▶ _What to produce_:
Below are records; copy every line in them that holds the word "nADHERE".

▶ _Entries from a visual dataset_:
- - - - -
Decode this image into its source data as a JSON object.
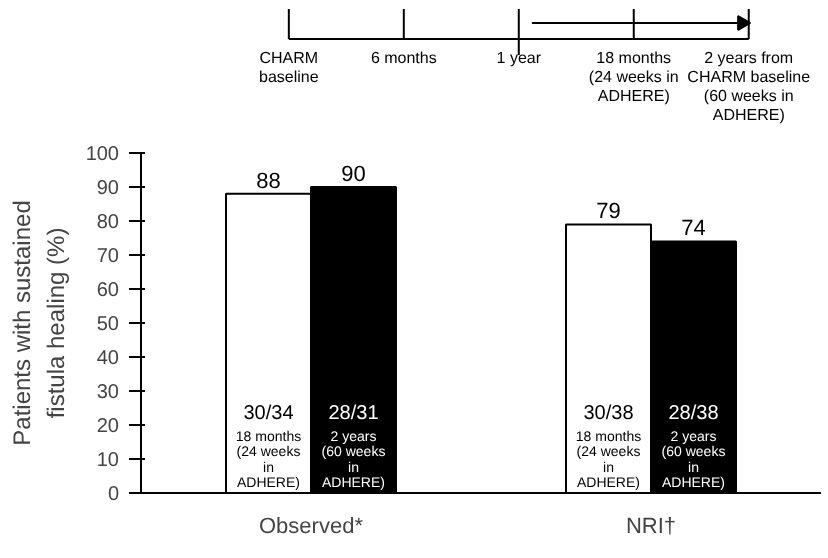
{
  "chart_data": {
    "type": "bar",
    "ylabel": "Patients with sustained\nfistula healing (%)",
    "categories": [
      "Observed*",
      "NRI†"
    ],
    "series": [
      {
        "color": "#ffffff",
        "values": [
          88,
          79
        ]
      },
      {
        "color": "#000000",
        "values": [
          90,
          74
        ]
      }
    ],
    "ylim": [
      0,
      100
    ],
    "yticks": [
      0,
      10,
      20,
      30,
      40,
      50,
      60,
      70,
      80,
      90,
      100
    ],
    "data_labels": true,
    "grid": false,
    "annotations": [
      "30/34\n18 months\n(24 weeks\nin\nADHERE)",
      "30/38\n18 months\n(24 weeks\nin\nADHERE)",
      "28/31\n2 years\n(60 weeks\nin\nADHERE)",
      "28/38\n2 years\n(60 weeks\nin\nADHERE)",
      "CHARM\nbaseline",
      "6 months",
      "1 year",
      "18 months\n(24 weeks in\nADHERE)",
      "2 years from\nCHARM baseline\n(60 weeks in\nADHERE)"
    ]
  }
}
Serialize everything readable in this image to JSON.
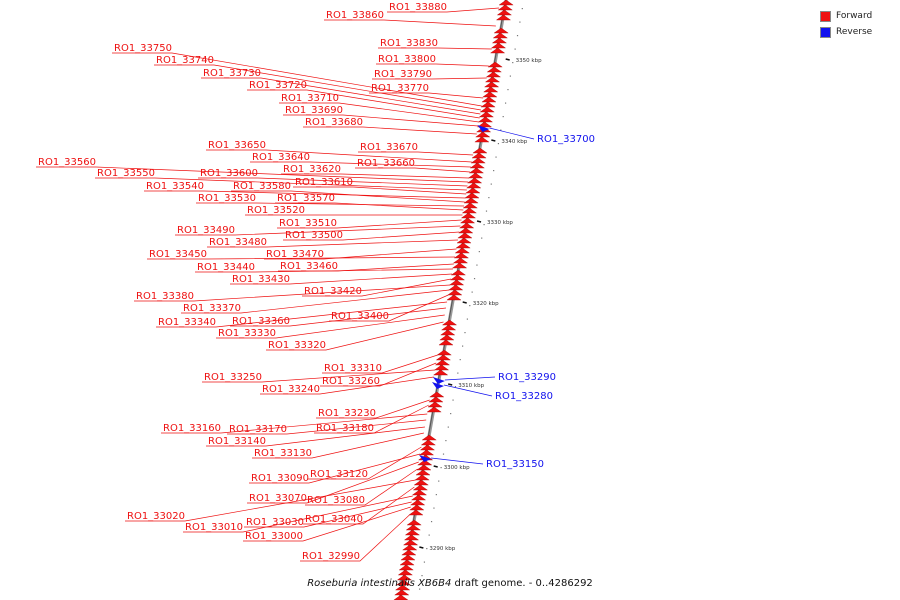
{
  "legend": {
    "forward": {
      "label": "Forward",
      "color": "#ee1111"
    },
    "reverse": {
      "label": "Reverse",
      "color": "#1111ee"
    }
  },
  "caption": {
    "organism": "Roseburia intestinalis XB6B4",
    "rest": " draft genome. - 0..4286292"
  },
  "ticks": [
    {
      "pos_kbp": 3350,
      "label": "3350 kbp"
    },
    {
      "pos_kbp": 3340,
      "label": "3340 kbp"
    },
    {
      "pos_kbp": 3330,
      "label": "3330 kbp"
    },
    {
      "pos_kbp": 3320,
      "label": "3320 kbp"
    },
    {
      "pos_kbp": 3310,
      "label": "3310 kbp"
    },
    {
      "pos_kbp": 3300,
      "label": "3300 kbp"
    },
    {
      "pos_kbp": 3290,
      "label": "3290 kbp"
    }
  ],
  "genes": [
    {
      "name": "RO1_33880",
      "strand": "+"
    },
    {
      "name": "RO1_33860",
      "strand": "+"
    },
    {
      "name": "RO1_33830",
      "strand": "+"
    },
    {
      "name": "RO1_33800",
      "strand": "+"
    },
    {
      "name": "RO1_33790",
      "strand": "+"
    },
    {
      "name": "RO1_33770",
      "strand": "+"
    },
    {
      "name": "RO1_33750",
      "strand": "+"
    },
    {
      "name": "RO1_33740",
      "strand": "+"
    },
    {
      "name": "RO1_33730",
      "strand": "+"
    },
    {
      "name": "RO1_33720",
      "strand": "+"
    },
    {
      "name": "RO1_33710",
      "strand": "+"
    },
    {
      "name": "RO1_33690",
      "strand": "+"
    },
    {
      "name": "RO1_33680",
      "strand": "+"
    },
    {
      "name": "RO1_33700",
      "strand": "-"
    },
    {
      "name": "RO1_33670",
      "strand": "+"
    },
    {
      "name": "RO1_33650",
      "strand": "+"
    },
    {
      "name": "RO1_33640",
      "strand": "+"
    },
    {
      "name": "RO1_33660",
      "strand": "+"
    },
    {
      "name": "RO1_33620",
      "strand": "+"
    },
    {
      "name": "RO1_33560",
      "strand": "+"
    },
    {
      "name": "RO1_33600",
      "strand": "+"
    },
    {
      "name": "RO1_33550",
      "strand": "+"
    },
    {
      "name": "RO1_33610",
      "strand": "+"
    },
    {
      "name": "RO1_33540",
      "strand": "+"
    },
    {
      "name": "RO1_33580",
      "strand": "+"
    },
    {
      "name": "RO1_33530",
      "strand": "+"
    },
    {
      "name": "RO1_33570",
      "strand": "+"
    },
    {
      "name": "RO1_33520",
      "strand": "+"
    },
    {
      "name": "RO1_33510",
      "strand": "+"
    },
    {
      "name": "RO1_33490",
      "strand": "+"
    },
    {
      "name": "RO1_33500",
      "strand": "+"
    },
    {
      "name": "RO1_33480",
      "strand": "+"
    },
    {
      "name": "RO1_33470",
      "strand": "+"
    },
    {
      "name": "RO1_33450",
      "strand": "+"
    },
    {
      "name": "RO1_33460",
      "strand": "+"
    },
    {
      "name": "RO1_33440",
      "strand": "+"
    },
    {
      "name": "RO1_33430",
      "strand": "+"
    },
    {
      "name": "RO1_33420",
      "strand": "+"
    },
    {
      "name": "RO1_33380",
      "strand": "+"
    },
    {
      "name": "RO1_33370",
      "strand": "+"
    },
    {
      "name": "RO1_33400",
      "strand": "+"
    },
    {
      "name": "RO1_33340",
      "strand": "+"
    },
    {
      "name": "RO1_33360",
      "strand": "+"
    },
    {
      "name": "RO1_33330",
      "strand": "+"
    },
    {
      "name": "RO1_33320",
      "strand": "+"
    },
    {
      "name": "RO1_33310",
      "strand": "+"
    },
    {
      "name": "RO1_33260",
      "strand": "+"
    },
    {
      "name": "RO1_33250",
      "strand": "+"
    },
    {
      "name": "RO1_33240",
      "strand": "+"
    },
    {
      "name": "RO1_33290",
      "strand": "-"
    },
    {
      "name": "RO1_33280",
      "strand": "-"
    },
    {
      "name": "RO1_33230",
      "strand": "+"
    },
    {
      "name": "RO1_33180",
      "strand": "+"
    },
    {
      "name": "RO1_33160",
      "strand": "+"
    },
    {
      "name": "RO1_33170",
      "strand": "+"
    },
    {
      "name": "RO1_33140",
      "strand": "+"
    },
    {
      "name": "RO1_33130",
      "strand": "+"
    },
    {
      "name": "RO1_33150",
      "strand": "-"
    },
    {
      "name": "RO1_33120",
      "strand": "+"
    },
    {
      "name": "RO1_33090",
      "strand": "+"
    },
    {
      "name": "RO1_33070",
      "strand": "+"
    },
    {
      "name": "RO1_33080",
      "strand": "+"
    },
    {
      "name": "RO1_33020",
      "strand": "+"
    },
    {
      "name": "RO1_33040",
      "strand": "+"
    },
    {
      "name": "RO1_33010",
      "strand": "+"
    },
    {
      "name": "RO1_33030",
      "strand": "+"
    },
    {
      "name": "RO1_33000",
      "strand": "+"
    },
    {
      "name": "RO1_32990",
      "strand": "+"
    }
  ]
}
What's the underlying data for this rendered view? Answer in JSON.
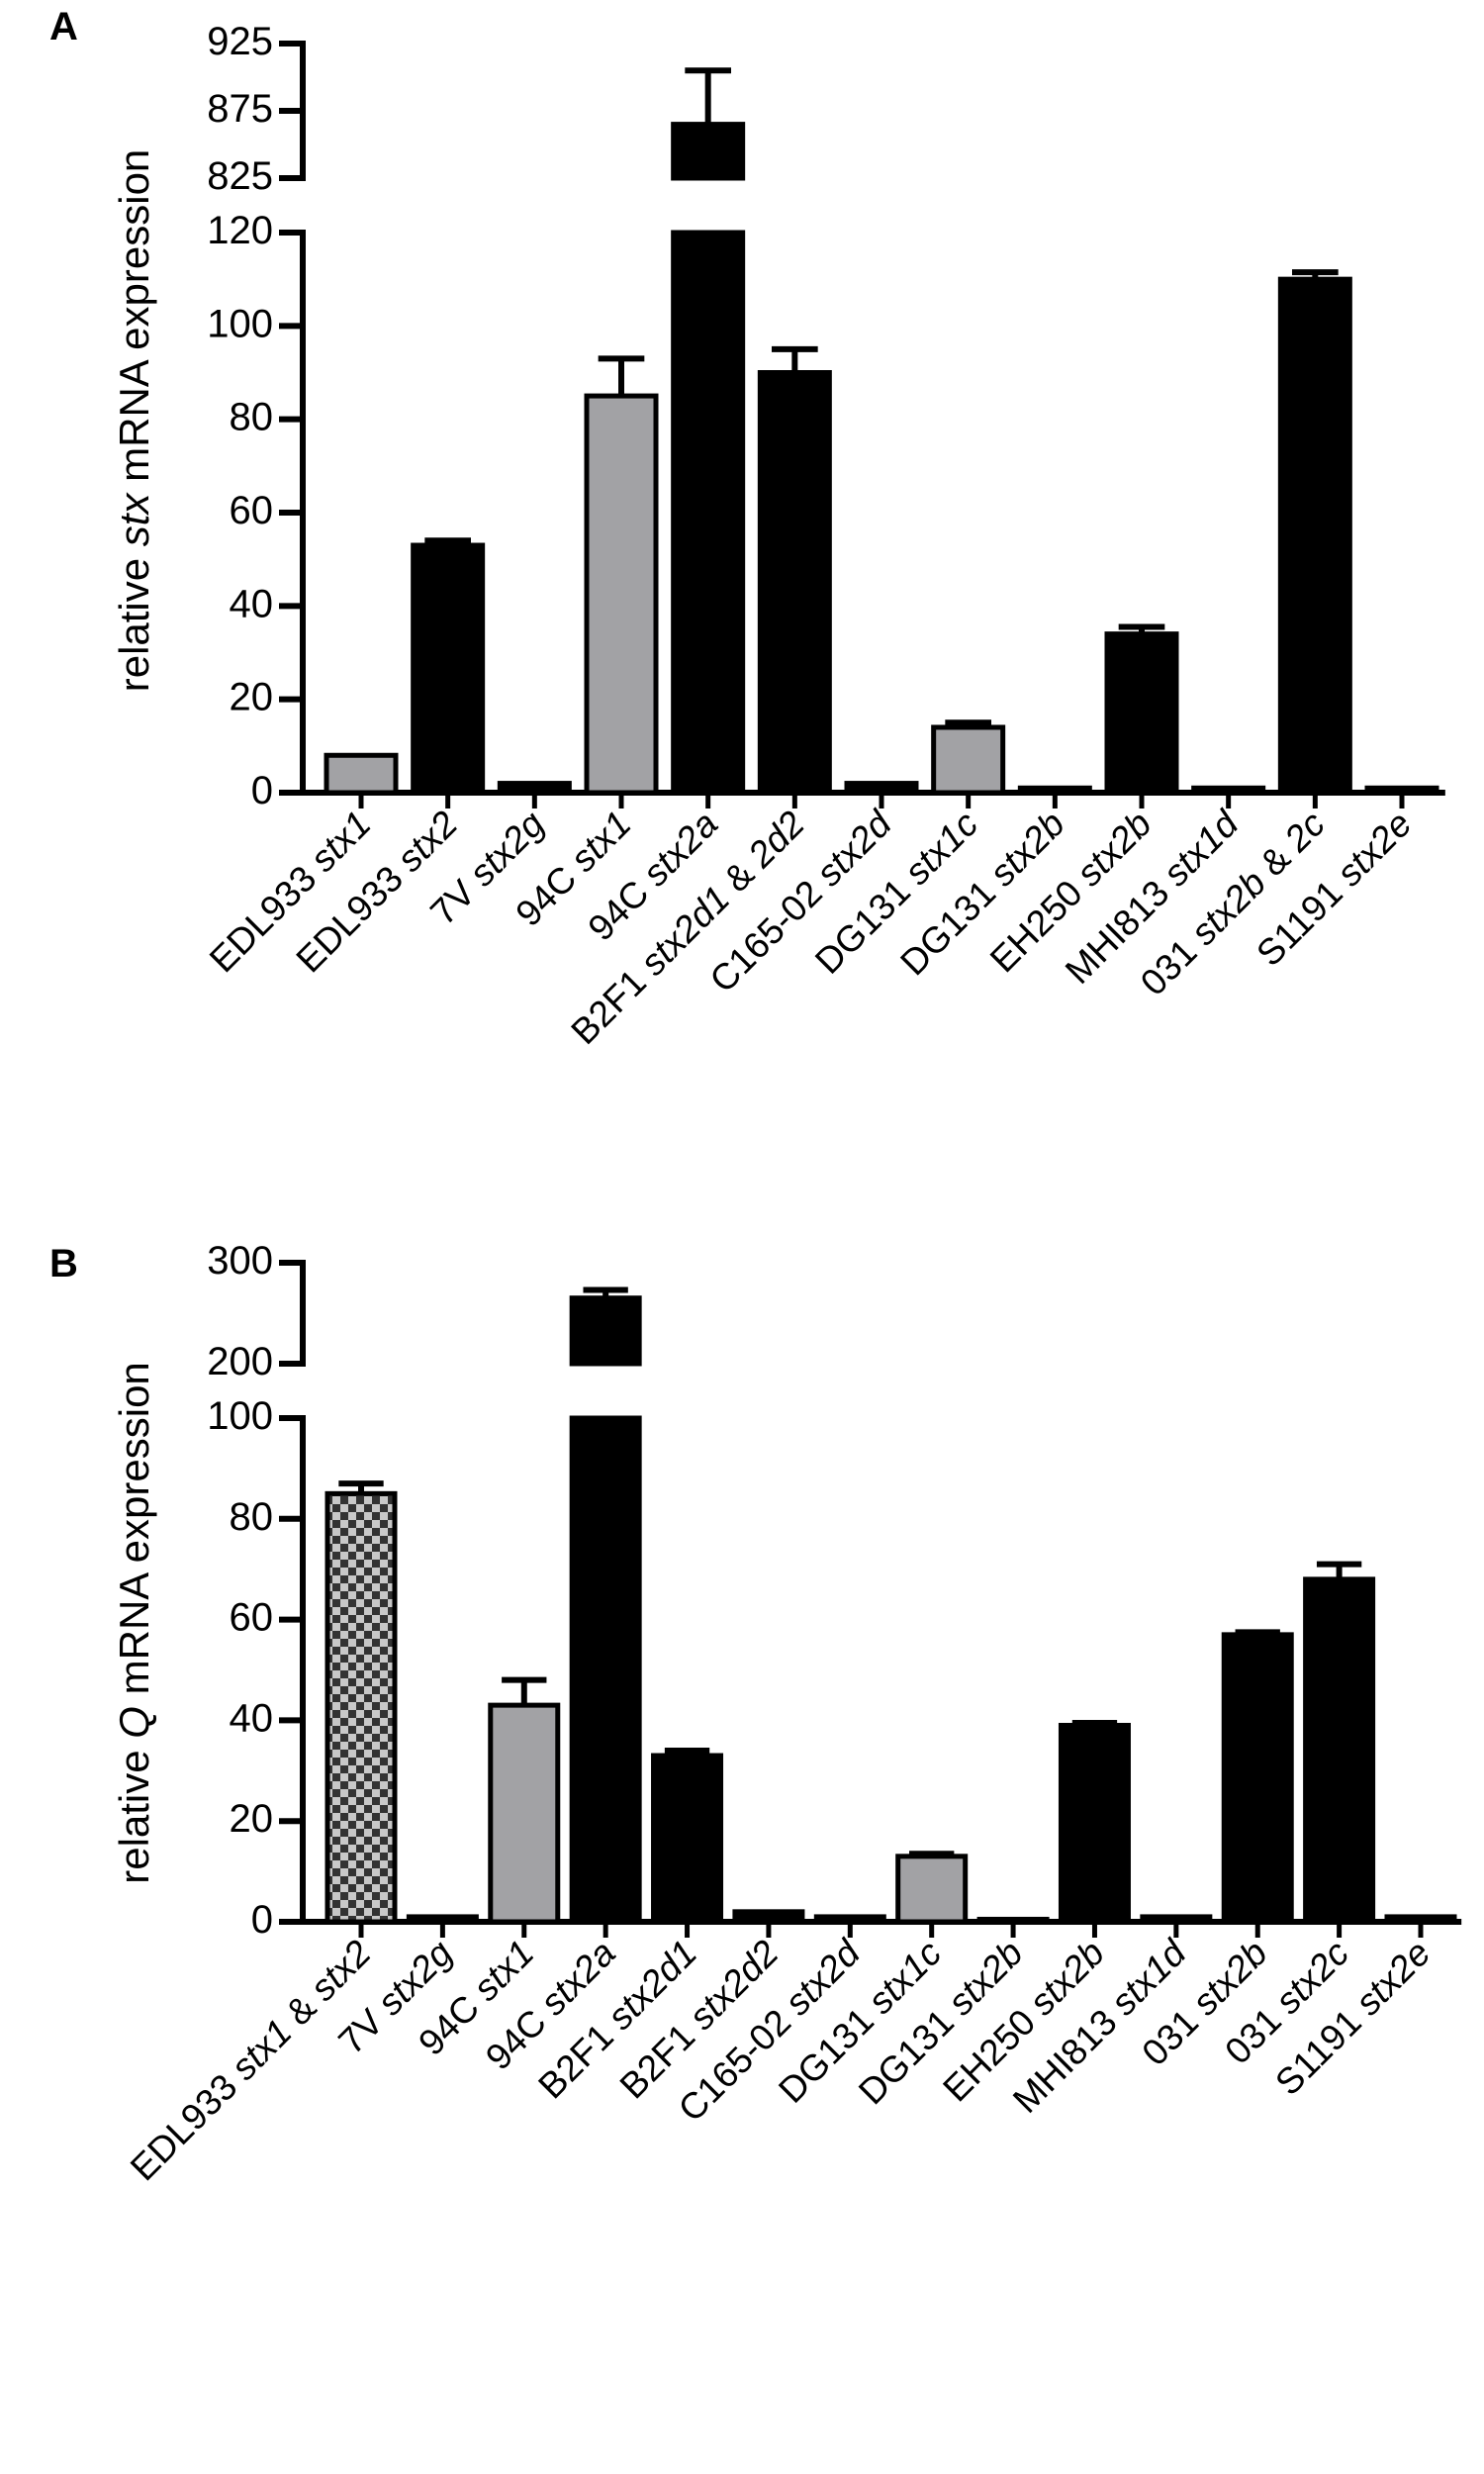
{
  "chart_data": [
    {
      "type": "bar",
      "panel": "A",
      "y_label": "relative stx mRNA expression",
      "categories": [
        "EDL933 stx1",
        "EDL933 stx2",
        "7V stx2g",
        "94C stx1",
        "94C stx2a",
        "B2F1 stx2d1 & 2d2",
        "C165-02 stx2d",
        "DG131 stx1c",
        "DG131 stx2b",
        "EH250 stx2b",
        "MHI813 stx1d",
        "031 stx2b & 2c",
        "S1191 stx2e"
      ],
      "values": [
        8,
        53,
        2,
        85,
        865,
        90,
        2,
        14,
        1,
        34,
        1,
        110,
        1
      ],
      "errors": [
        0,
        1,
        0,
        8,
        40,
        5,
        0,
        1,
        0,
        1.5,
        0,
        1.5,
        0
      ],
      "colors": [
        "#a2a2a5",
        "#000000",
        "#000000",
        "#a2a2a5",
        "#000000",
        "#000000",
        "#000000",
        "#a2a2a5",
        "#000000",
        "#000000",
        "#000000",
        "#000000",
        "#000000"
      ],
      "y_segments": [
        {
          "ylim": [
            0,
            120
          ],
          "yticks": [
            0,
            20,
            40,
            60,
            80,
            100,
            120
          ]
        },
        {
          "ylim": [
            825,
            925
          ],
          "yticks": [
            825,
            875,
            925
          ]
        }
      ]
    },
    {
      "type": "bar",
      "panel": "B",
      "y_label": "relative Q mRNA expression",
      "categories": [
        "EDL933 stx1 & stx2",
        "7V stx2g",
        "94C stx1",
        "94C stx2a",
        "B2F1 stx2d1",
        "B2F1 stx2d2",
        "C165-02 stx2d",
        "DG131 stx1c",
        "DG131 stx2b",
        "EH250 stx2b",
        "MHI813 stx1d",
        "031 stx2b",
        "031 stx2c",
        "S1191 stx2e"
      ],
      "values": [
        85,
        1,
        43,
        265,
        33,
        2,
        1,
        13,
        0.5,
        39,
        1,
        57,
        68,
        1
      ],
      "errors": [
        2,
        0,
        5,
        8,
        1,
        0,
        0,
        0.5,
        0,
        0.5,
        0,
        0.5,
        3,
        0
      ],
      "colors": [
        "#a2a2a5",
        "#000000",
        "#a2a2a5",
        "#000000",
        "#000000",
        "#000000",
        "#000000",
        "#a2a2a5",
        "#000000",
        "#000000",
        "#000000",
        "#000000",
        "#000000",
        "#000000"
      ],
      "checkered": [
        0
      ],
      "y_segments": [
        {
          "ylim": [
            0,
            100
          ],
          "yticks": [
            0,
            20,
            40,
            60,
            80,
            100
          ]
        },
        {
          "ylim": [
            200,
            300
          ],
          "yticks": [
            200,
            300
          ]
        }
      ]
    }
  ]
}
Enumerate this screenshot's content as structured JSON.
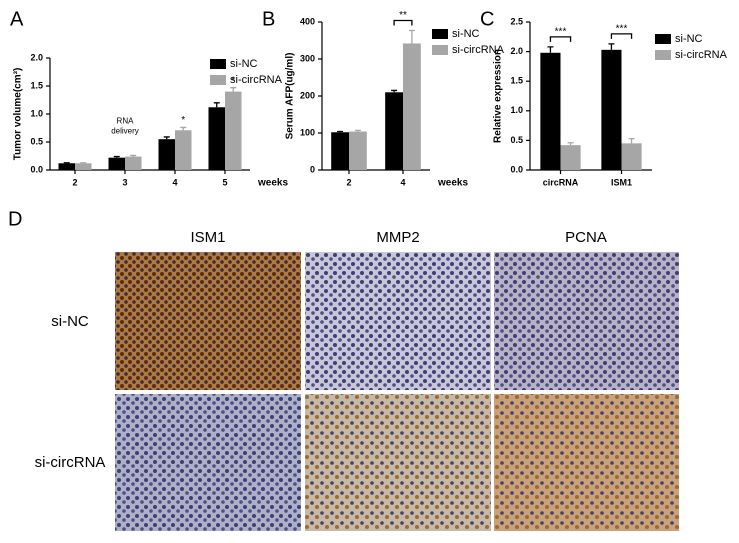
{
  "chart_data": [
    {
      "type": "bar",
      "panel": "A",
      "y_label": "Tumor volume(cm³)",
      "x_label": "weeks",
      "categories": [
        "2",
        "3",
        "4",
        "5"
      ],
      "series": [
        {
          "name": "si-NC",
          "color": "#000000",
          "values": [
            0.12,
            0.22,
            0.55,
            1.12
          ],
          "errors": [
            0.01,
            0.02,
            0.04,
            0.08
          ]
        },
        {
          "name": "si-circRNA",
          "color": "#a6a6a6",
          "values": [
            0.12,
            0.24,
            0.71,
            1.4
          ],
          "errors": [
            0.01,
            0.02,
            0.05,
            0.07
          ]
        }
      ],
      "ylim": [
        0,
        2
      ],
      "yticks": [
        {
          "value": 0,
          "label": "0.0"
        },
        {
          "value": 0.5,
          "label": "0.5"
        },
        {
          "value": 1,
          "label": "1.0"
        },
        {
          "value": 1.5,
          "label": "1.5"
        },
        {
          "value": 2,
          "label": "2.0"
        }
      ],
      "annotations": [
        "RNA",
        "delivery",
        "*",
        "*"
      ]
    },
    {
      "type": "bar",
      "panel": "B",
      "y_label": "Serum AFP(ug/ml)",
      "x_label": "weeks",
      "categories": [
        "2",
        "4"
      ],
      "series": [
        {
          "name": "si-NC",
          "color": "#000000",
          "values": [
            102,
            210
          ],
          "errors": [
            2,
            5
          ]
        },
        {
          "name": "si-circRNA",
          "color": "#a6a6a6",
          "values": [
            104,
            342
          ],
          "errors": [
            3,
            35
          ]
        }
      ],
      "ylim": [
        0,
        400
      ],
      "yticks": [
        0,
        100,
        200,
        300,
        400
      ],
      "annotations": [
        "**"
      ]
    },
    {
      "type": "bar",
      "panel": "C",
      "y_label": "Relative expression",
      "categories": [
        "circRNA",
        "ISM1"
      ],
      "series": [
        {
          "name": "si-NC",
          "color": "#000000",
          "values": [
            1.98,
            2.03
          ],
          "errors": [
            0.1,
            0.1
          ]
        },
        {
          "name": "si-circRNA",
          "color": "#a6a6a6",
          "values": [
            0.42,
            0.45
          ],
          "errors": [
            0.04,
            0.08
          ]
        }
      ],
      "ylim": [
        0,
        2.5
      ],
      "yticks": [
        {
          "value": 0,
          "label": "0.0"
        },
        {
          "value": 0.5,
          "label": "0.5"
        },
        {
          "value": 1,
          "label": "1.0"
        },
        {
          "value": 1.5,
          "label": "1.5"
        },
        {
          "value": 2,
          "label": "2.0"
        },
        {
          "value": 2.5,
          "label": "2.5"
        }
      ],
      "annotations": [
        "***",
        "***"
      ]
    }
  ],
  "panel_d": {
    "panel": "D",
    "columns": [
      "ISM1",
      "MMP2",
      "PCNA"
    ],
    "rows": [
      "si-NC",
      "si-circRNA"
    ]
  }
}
- - - - -
▶ _Solution to the problem_:
      "30/34\n18 months\n(24 weeks\nin\nADHERE)",
      "30/38\n18 months\n(24 weeks\nin\nADHERE)",
      "28/31\n2 years\n(60 weeks\nin\nADHERE)",
      "28/38\n2 years\n(60 weeks\nin\nADHERE)",
      "18 months\n(24 weeks in\nADHERE)",
      "2 years from\nCHARM baseline\n(60 weeks in\nADHERE)"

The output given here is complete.